_WORK TO COMPLETE_
Output every line of the data exactly as it appears.

_RAW DATA_
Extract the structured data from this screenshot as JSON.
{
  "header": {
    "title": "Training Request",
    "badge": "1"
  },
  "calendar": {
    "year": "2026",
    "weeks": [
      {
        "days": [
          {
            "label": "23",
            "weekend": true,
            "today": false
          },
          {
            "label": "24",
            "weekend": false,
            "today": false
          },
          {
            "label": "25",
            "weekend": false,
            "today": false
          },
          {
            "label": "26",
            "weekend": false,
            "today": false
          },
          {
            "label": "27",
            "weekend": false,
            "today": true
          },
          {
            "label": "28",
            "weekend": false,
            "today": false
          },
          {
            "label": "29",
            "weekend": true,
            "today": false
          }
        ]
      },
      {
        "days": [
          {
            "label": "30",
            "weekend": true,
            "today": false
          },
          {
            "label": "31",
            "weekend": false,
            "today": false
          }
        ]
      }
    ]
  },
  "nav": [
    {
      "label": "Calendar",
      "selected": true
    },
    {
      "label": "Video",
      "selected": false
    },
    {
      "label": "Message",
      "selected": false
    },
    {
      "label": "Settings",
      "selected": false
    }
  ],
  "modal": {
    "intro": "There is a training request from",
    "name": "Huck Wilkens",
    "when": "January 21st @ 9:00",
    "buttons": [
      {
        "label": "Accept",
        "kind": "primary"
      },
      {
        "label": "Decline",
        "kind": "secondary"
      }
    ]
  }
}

_ANSWER TO THE PROBLEM_
Extract the structured data from this screenshot as JSON.
{
  "header": {
    "title": "Training Request",
    "badge": "1"
  },
  "calendar": {
    "year": "2026",
    "weeks": [
      {
        "days": [
          {
            "label": "23",
            "weekend": true,
            "today": false
          },
          {
            "label": "24",
            "weekend": false,
            "today": false
          },
          {
            "label": "25",
            "weekend": false,
            "today": false
          },
          {
            "label": "26",
            "weekend": false,
            "today": false
          },
          {
            "label": "27",
            "weekend": false,
            "today": true
          },
          {
            "label": "28",
            "weekend": false,
            "today": false
          },
          {
            "label": "29",
            "weekend": true,
            "today": false
          }
        ]
      },
      {
        "days": [
          {
            "label": "30",
            "weekend": true,
            "today": false
          },
          {
            "label": "31",
            "weekend": false,
            "today": false
          }
        ]
      }
    ]
  },
  "nav": [
    {
      "label": "Calendar",
      "selected": true
    },
    {
      "label": "Video",
      "selected": false
    },
    {
      "label": "Message",
      "selected": false
    },
    {
      "label": "Settings",
      "selected": false
    }
  ],
  "modal": {
    "intro": "There is a training request from",
    "name": "Huck Wilkens",
    "when": "January 21st @ 9:00",
    "buttons": [
      {
        "label": "Accept",
        "kind": "primary"
      },
      {
        "label": "Decline",
        "kind": "secondary"
      }
    ]
  }
}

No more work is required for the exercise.